**Exercise task**
Reproduce each line of the records below word for word, leaving out the pictures.

══ Extracted data ══

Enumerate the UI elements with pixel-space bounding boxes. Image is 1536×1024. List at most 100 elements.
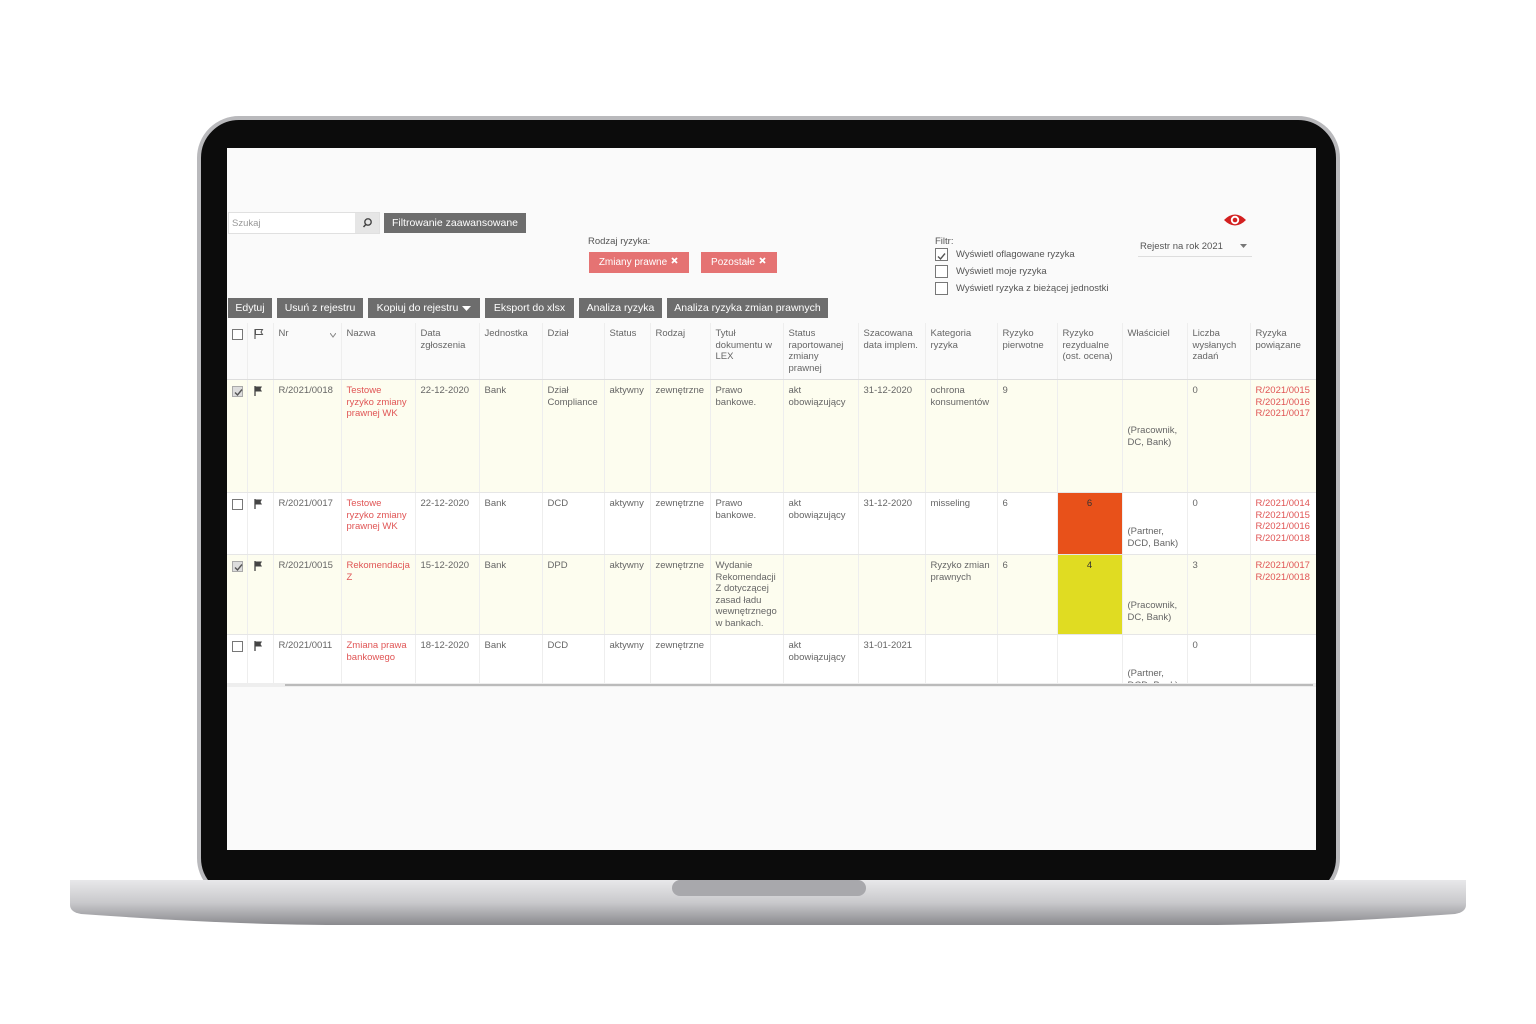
cell-nr: R/2021/0018 <box>272 379 341 493</box>
cell-jednostka: Bank <box>478 379 542 493</box>
cell-status-rap: akt obowiązujący <box>782 379 858 493</box>
related-risk-link[interactable]: R/2021/0017 <box>1255 560 1310 571</box>
cell-text: DPD <box>547 560 568 571</box>
select-all-checkbox[interactable] <box>232 329 243 340</box>
risk-name-link[interactable]: Testowe ryzyko zmiany prawnej WK <box>346 498 407 532</box>
related-risk-link[interactable]: R/2021/0018 <box>1255 571 1310 583</box>
table-row[interactable]: R/2021/0011 Zmiana prawa bankowego 18-12-2… <box>227 634 1316 683</box>
cell-text: 31-12-2020 <box>863 385 913 396</box>
filter-checkbox[interactable] <box>935 282 948 295</box>
related-risk-link[interactable]: R/2021/0015 <box>1255 509 1310 521</box>
related-risk-link[interactable]: R/2021/0016 <box>1255 396 1310 408</box>
flag-icon <box>253 561 262 571</box>
action-label: Kopiuj do rejestru <box>376 302 459 314</box>
column-header[interactable]: Liczba wysłanych zadań <box>1186 323 1250 380</box>
cell-kategoria: misseling <box>924 492 997 555</box>
related-risk-link[interactable]: R/2021/0016 <box>1255 521 1310 532</box>
action-button[interactable]: Usuń z rejestru <box>277 298 363 318</box>
select-cell <box>227 634 247 683</box>
cell-text: 18-12-2020 <box>420 640 470 651</box>
column-header[interactable]: Status raportowanej zmiany prawnej <box>782 323 858 380</box>
cell-data: 18-12-2020 <box>414 634 479 683</box>
flag-cell <box>246 379 273 493</box>
row-checkbox[interactable] <box>232 641 243 652</box>
flag-cell <box>246 634 273 683</box>
action-button[interactable]: Analiza ryzyka zmian prawnych <box>667 298 828 318</box>
cell-status: aktywny <box>603 379 650 493</box>
cell-powiazane <box>1249 634 1316 683</box>
action-button[interactable]: Kopiuj do rejestru <box>368 298 480 318</box>
filter-option-label: Wyświetl oflagowane ryzyka <box>956 249 1075 260</box>
column-header[interactable]: Nr <box>272 323 341 380</box>
filter-checkbox[interactable] <box>935 248 948 261</box>
cell-szacowana: 31-12-2020 <box>857 492 925 555</box>
cell-text: 22-12-2020 <box>420 498 470 509</box>
column-header[interactable]: Ryzyko pierwotne <box>996 323 1057 380</box>
column-header[interactable]: Ryzyko rezydualne (ost. ocena) <box>1056 323 1122 380</box>
register-select[interactable]: Rejestr na rok 2021 <box>1138 237 1252 257</box>
cell-rezydualne <box>1056 379 1122 493</box>
chip-remove <box>671 257 678 264</box>
cell-nazwa: Testowe ryzyko zmiany prawnej WK <box>340 492 415 555</box>
risk-name-link[interactable]: Zmiana prawa bankowego <box>346 640 407 663</box>
cell-nazwa: Rekomendacja Z <box>340 554 415 635</box>
column-header-label: Tytuł dokumentu w LEX <box>715 328 773 362</box>
header-select-cell <box>227 323 247 380</box>
table-row[interactable]: R/2021/0015 Rekomendacja Z 15-12-2020 Bank D… <box>227 554 1316 635</box>
column-header[interactable]: Rodzaj <box>649 323 710 380</box>
column-header[interactable]: Dział <box>541 323 604 380</box>
column-header-label: Status <box>609 328 637 339</box>
column-header[interactable]: Szacowana data implem. <box>857 323 925 380</box>
cell-text: Bank <box>484 385 507 396</box>
cell-text: (Partner, DCD, Bank) <box>1127 668 1179 683</box>
action-button[interactable]: Analiza ryzyka <box>579 298 662 318</box>
related-risk-link[interactable]: R/2021/0014 <box>1255 498 1310 509</box>
scrollbar-thumb[interactable] <box>285 684 1313 686</box>
column-header[interactable]: Data zgłoszenia <box>414 323 479 380</box>
cell-nazwa: Testowe ryzyko zmiany prawnej WK <box>340 379 415 493</box>
cell-powiazane: R/2021/0017 R/2021/0018 <box>1249 554 1316 635</box>
cell-text: zewnętrzne <box>655 640 705 651</box>
table-row[interactable]: R/2021/0017 Testowe ryzyko zmiany prawnej… <box>227 492 1316 555</box>
related-risk-link[interactable]: R/2021/0015 <box>1255 385 1310 396</box>
related-risk-link[interactable]: R/2021/0017 <box>1255 408 1310 419</box>
action-button[interactable]: Eksport do xlsx <box>485 298 574 318</box>
risk-type-chip[interactable]: Zmiany prawne <box>589 252 689 273</box>
risk-type-chip[interactable]: Pozostałe <box>701 252 777 273</box>
related-risk-link[interactable]: R/2021/0018 <box>1255 532 1310 544</box>
column-header[interactable]: Ryzyka powiązane <box>1249 323 1316 380</box>
cell-text: 9 <box>1002 385 1008 396</box>
column-header[interactable]: Tytuł dokumentu w LEX <box>709 323 783 380</box>
cell-text: R/2021/0015 <box>278 560 333 571</box>
cell-pierwotne: 6 <box>996 492 1057 555</box>
cell-szacowana: 31-12-2020 <box>857 379 925 493</box>
row-checkbox[interactable] <box>232 561 243 572</box>
risk-type-label: Rodzaj ryzyka: <box>588 236 651 247</box>
cell-liczba: 3 <box>1186 554 1250 635</box>
row-checkbox[interactable] <box>232 499 243 510</box>
cell-text: akt obowiązujący <box>788 640 846 663</box>
search-input[interactable]: Szukaj <box>228 212 380 234</box>
column-header[interactable]: Właściciel <box>1121 323 1187 380</box>
eye-icon[interactable] <box>1223 211 1247 229</box>
filter-checkbox[interactable] <box>935 265 948 278</box>
cell-dzial: DPD <box>541 554 604 635</box>
column-header-label: Status raportowanej zmiany prawnej <box>788 328 844 374</box>
risk-name-link[interactable]: Testowe ryzyko zmiany prawnej WK <box>346 385 407 419</box>
cell-text: (Pracownik, DC, Bank) <box>1127 600 1178 623</box>
row-checkbox[interactable] <box>232 386 243 397</box>
cell-text: aktywny <box>609 560 644 571</box>
column-header[interactable]: Jednostka <box>478 323 542 380</box>
cell-text: Prawo bankowe. <box>715 498 757 521</box>
table-row[interactable]: R/2021/0018 Testowe ryzyko zmiany prawnej… <box>227 379 1316 493</box>
column-header[interactable]: Kategoria ryzyka <box>924 323 997 380</box>
column-header[interactable]: Nazwa <box>340 323 415 380</box>
cell-text: 6 <box>1002 560 1008 571</box>
advanced-filter-button[interactable]: Filtrowanie zaawansowane <box>384 213 526 233</box>
cell-wlasciciel: (Pracownik, DC, Bank) <box>1121 554 1187 635</box>
column-header[interactable]: Status <box>603 323 650 380</box>
search-button[interactable] <box>355 213 379 233</box>
cell-text: 22-12-2020 <box>420 385 470 396</box>
action-button[interactable]: Edytuj <box>228 298 272 318</box>
risk-name-link[interactable]: Rekomendacja Z <box>346 560 410 583</box>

═══

**Result**
Enumerate the UI elements with pixel-space bounding boxes. Image is 1536×1024. List at most 100 elements.
cell-nr: R/2021/0018 <box>272 379 341 493</box>
cell-jednostka: Bank <box>478 379 542 493</box>
cell-status-rap: akt obowiązujący <box>782 379 858 493</box>
related-risk-link[interactable]: R/2021/0017 <box>1255 560 1310 571</box>
cell-text: DPD <box>547 560 568 571</box>
select-all-checkbox[interactable] <box>232 329 243 340</box>
risk-name-link[interactable]: Testowe ryzyko zmiany prawnej WK <box>346 498 407 532</box>
related-risk-link[interactable]: R/2021/0018 <box>1255 571 1310 583</box>
table-row[interactable]: R/2021/0011 Zmiana prawa bankowego 18-12-2… <box>227 634 1316 683</box>
cell-text: 31-12-2020 <box>863 385 913 396</box>
filter-checkbox[interactable] <box>935 282 948 295</box>
related-risk-link[interactable]: R/2021/0015 <box>1255 509 1310 521</box>
related-risk-link[interactable]: R/2021/0016 <box>1255 396 1310 408</box>
flag-icon <box>253 561 262 571</box>
action-label: Kopiuj do rejestru <box>376 302 459 314</box>
column-header[interactable]: Liczba wysłanych zadań <box>1186 323 1250 380</box>
cell-kategoria: misseling <box>924 492 997 555</box>
related-risk-link[interactable]: R/2021/0016 <box>1255 521 1310 532</box>
action-button[interactable]: Usuń z rejestru <box>277 298 363 318</box>
select-cell <box>227 634 247 683</box>
cell-text: 18-12-2020 <box>420 640 470 651</box>
column-header[interactable]: Status raportowanej zmiany prawnej <box>782 323 858 380</box>
cell-data: 18-12-2020 <box>414 634 479 683</box>
flag-cell <box>246 379 273 493</box>
row-checkbox[interactable] <box>232 641 243 652</box>
flag-cell <box>246 634 273 683</box>
action-button[interactable]: Analiza ryzyka zmian prawnych <box>667 298 828 318</box>
cell-status: aktywny <box>603 379 650 493</box>
cell-powiazane <box>1249 634 1316 683</box>
action-button[interactable]: Kopiuj do rejestru <box>368 298 480 318</box>
filter-option-label: Wyświetl oflagowane ryzyka <box>956 249 1075 260</box>
column-header[interactable]: Nr <box>272 323 341 380</box>
filter-checkbox[interactable] <box>935 248 948 261</box>
cell-szacowana: 31-12-2020 <box>857 492 925 555</box>
cell-text: 22-12-2020 <box>420 498 470 509</box>
column-header[interactable]: Ryzyko pierwotne <box>996 323 1057 380</box>
column-header[interactable]: Ryzyko rezydualne (ost. ocena) <box>1056 323 1122 380</box>
register-select[interactable]: Rejestr na rok 2021 <box>1138 237 1252 257</box>
cell-rezydualne <box>1056 379 1122 493</box>
chip-remove <box>671 257 678 264</box>
cell-nazwa: Testowe ryzyko zmiany prawnej WK <box>340 492 415 555</box>
risk-name-link[interactable]: Zmiana prawa bankowego <box>346 640 407 663</box>
cell-nazwa: Rekomendacja Z <box>340 554 415 635</box>
column-header-label: Tytuł dokumentu w LEX <box>715 328 773 362</box>
header-select-cell <box>227 323 247 380</box>
table-row[interactable]: R/2021/0015 Rekomendacja Z 15-12-2020 Bank D… <box>227 554 1316 635</box>
column-header[interactable]: Rodzaj <box>649 323 710 380</box>
column-header[interactable]: Dział <box>541 323 604 380</box>
column-header-label: Status <box>609 328 637 339</box>
column-header[interactable]: Szacowana data implem. <box>857 323 925 380</box>
cell-text: Bank <box>484 385 507 396</box>
cell-text: (Partner, DCD, Bank) <box>1127 668 1179 683</box>
action-button[interactable]: Analiza ryzyka <box>579 298 662 318</box>
related-risk-link[interactable]: R/2021/0014 <box>1255 498 1310 509</box>
scrollbar-thumb[interactable] <box>285 684 1313 686</box>
column-header[interactable]: Data zgłoszenia <box>414 323 479 380</box>
cell-nazwa: Testowe ryzyko zmiany prawnej WK <box>340 379 415 493</box>
cell-powiazane: R/2021/0017 R/2021/0018 <box>1249 554 1316 635</box>
cell-text: zewnętrzne <box>655 640 705 651</box>
table-row[interactable]: R/2021/0017 Testowe ryzyko zmiany prawnej… <box>227 492 1316 555</box>
related-risk-link[interactable]: R/2021/0015 <box>1255 385 1310 396</box>
related-risk-link[interactable]: R/2021/0017 <box>1255 408 1310 419</box>
action-button[interactable]: Eksport do xlsx <box>485 298 574 318</box>
risk-type-chip[interactable]: Zmiany prawne <box>589 252 689 273</box>
risk-type-chip[interactable]: Pozostałe <box>701 252 777 273</box>
related-risk-link[interactable]: R/2021/0018 <box>1255 532 1310 544</box>
column-header[interactable]: Ryzyka powiązane <box>1249 323 1316 380</box>
cell-text: 9 <box>1002 385 1008 396</box>
column-header[interactable]: Tytuł dokumentu w LEX <box>709 323 783 380</box>
cell-text: R/2021/0015 <box>278 560 333 571</box>
cell-pierwotne: 6 <box>996 492 1057 555</box>
cell-szacowana: 31-12-2020 <box>857 379 925 493</box>
row-checkbox[interactable] <box>232 561 243 572</box>
risk-type-label: Rodzaj ryzyka: <box>588 236 651 247</box>
cell-liczba: 3 <box>1186 554 1250 635</box>
row-checkbox[interactable] <box>232 499 243 510</box>
cell-text: akt obowiązujący <box>788 640 846 663</box>
search-input[interactable]: Szukaj <box>228 212 380 234</box>
column-header[interactable]: Właściciel <box>1121 323 1187 380</box>
eye-icon[interactable] <box>1223 211 1247 229</box>
filter-checkbox[interactable] <box>935 265 948 278</box>
cell-dzial: DPD <box>541 554 604 635</box>
column-header-label: Status raportowanej zmiany prawnej <box>788 328 844 374</box>
risk-name-link[interactable]: Testowe ryzyko zmiany prawnej WK <box>346 385 407 419</box>
cell-text: (Pracownik, DC, Bank) <box>1127 600 1178 623</box>
row-checkbox[interactable] <box>232 386 243 397</box>
cell-text: aktywny <box>609 560 644 571</box>
column-header[interactable]: Jednostka <box>478 323 542 380</box>
cell-text: Prawo bankowe. <box>715 498 757 521</box>
table-row[interactable]: R/2021/0018 Testowe ryzyko zmiany prawnej… <box>227 379 1316 493</box>
column-header[interactable]: Kategoria ryzyka <box>924 323 997 380</box>
column-header[interactable]: Nazwa <box>340 323 415 380</box>
cell-text: 6 <box>1002 560 1008 571</box>
advanced-filter-button[interactable]: Filtrowanie zaawansowane <box>384 213 526 233</box>
cell-wlasciciel: (Pracownik, DC, Bank) <box>1121 554 1187 635</box>
column-header[interactable]: Status <box>603 323 650 380</box>
search-button[interactable] <box>355 213 379 233</box>
cell-text: 22-12-2020 <box>420 385 470 396</box>
action-button[interactable]: Edytuj <box>228 298 272 318</box>
risk-name-link[interactable]: Rekomendacja Z <box>346 560 410 583</box>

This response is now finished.